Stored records
***

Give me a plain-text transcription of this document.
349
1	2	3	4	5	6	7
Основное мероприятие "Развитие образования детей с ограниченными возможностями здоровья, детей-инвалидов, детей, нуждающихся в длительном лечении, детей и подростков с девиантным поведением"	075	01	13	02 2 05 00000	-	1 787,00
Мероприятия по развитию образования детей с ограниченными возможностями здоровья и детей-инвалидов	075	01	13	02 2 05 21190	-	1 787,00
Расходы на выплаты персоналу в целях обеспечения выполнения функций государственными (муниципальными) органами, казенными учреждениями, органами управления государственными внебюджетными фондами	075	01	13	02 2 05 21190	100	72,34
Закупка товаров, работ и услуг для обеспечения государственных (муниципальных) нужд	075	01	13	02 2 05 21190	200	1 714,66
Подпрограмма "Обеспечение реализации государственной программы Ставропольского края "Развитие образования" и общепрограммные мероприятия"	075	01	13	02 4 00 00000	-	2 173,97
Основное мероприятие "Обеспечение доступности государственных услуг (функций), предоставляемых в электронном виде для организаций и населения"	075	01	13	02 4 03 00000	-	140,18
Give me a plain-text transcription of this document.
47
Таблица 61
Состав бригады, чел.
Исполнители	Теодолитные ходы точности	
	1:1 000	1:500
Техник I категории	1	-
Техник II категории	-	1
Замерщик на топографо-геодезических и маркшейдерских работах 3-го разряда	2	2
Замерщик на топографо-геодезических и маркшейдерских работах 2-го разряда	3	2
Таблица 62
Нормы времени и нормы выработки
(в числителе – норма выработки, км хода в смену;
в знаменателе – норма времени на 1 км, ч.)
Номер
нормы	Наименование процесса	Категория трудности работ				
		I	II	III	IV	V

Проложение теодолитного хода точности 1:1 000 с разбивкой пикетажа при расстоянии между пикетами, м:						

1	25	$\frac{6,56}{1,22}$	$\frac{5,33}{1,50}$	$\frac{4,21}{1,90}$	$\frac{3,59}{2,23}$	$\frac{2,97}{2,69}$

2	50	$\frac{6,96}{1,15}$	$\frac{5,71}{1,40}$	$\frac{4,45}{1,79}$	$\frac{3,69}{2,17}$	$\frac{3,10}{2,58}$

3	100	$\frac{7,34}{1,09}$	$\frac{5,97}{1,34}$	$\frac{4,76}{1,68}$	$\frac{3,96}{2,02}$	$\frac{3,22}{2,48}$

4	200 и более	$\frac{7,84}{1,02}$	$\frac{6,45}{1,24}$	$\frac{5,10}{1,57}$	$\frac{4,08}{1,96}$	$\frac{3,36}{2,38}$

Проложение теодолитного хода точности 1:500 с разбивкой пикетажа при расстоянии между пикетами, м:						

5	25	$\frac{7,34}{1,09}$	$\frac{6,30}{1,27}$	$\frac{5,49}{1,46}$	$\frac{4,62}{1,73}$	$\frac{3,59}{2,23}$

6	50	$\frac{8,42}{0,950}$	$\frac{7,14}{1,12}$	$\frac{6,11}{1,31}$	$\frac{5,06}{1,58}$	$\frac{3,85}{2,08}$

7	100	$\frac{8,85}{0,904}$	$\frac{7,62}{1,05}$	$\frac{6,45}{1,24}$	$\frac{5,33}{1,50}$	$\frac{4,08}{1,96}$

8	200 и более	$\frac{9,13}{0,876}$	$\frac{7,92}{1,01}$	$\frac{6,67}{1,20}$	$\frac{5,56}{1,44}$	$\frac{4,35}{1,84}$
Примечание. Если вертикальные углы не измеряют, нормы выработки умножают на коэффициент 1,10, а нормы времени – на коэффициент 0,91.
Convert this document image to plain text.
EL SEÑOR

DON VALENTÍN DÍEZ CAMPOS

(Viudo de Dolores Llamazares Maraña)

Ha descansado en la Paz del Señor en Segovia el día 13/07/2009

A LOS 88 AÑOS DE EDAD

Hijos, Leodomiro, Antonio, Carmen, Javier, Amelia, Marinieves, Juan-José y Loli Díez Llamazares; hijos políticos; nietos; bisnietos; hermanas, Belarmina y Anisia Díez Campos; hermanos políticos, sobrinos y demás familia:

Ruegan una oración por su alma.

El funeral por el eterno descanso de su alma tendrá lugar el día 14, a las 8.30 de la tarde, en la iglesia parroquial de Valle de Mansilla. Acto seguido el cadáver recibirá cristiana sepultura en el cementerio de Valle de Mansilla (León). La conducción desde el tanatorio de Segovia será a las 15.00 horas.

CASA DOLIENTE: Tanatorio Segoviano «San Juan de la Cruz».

***

> **STATED TASK**:
Each line of the material above needs to be quoted exactly, please.

> **EXERCISE RESULT**:
Give me a plain-text transcription of this document.
349
1	2	3	4	5	6	7
Основное мероприятие "Развитие образования детей с ограниченными возможностями здоровья, детей-инвалидов, детей, нуждающихся в длительном лечении, детей и подростков с девиантным поведением"	075	01	13	02 2 05 00000	-	1 787,00
Мероприятия по развитию образования детей с ограниченными возможностями здоровья и детей-инвалидов	075	01	13	02 2 05 21190	-	1 787,00
Расходы на выплаты персоналу в целях обеспечения выполнения функций государственными (муниципальными) органами, казенными учреждениями, органами управления государственными внебюджетными фондами	075	01	13	02 2 05 21190	100	72,34
Закупка товаров, работ и услуг для обеспечения государственных (муниципальных) нужд	075	01	13	02 2 05 21190	200	1 714,66
Подпрограмма "Обеспечение реализации государственной программы Ставропольского края "Развитие образования" и общепрограммные мероприятия"	075	01	13	02 4 00 00000	-	2 173,97
Основное мероприятие "Обеспечение доступности государственных услуг (функций), предоставляемых в электронном виде для организаций и населения"	075	01	13	02 4 03 00000	-	140,18
Give me a plain-text transcription of this document.
47
Таблица 61
Состав бригады, чел.
Исполнители	Теодолитные ходы точности	
	1:1 000	1:500
Техник I категории	1	-
Техник II категории	-	1
Замерщик на топографо-геодезических и маркшейдерских работах 3-го разряда	2	2
Замерщик на топографо-геодезических и маркшейдерских работах 2-го разряда	3	2
Таблица 62
Нормы времени и нормы выработки
(в числителе – норма выработки, км хода в смену;
в знаменателе – норма времени на 1 км, ч.)
Номер
нормы	Наименование процесса	Категория трудности работ				
		I	II	III	IV	V

Проложение теодолитного хода точности 1:1 000 с разбивкой пикетажа при расстоянии между пикетами, м:						

1	25	$\frac{6,56}{1,22}$	$\frac{5,33}{1,50}$	$\frac{4,21}{1,90}$	$\frac{3,59}{2,23}$	$\frac{2,97}{2,69}$

2	50	$\frac{6,96}{1,15}$	$\frac{5,71}{1,40}$	$\frac{4,45}{1,79}$	$\frac{3,69}{2,17}$	$\frac{3,10}{2,58}$

3	100	$\frac{7,34}{1,09}$	$\frac{5,97}{1,34}$	$\frac{4,76}{1,68}$	$\frac{3,96}{2,02}$	$\frac{3,22}{2,48}$

4	200 и более	$\frac{7,84}{1,02}$	$\frac{6,45}{1,24}$	$\frac{5,10}{1,57}$	$\frac{4,08}{1,96}$	$\frac{3,36}{2,38}$

Проложение теодолитного хода точности 1:500 с разбивкой пикетажа при расстоянии между пикетами, м:						

5	25	$\frac{7,34}{1,09}$	$\frac{6,30}{1,27}$	$\frac{5,49}{1,46}$	$\frac{4,62}{1,73}$	$\frac{3,59}{2,23}$

6	50	$\frac{8,42}{0,950}$	$\frac{7,14}{1,12}$	$\frac{6,11}{1,31}$	$\frac{5,06}{1,58}$	$\frac{3,85}{2,08}$

7	100	$\frac{8,85}{0,904}$	$\frac{7,62}{1,05}$	$\frac{6,45}{1,24}$	$\frac{5,33}{1,50}$	$\frac{4,08}{1,96}$

8	200 и более	$\frac{9,13}{0,876}$	$\frac{7,92}{1,01}$	$\frac{6,67}{1,20}$	$\frac{5,56}{1,44}$	$\frac{4,35}{1,84}$
Примечание. Если вертикальные углы не измеряют, нормы выработки умножают на коэффициент 1,10, а нормы времени – на коэффициент 0,91.
Convert this document image to plain text.
EL SEÑOR

DON VALENTÍN DÍEZ CAMPOS

(Viudo de Dolores Llamazares Maraña)

Ha descansado en la Paz del Señor en Segovia el día 13/07/2009

A LOS 88 AÑOS DE EDAD

Hijos, Leodomiro, Antonio, Carmen, Javier, Amelia, Marinieves, Juan-José y Loli Díez Llamazares; hijos políticos; nietos; bisnietos; hermanas, Belarmina y Anisia Díez Campos; hermanos políticos, sobrinos y demás familia:

Ruegan una oración por su alma.

El funeral por el eterno descanso de su alma tendrá lugar el día 14, a las 8.30 de la tarde, en la iglesia parroquial de Valle de Mansilla. Acto seguido el cadáver recibirá cristiana sepultura en el cementerio de Valle de Mansilla (León). La conducción desde el tanatorio de Segovia será a las 15.00 horas.

CASA DOLIENTE: Tanatorio Segoviano «San Juan de la Cruz».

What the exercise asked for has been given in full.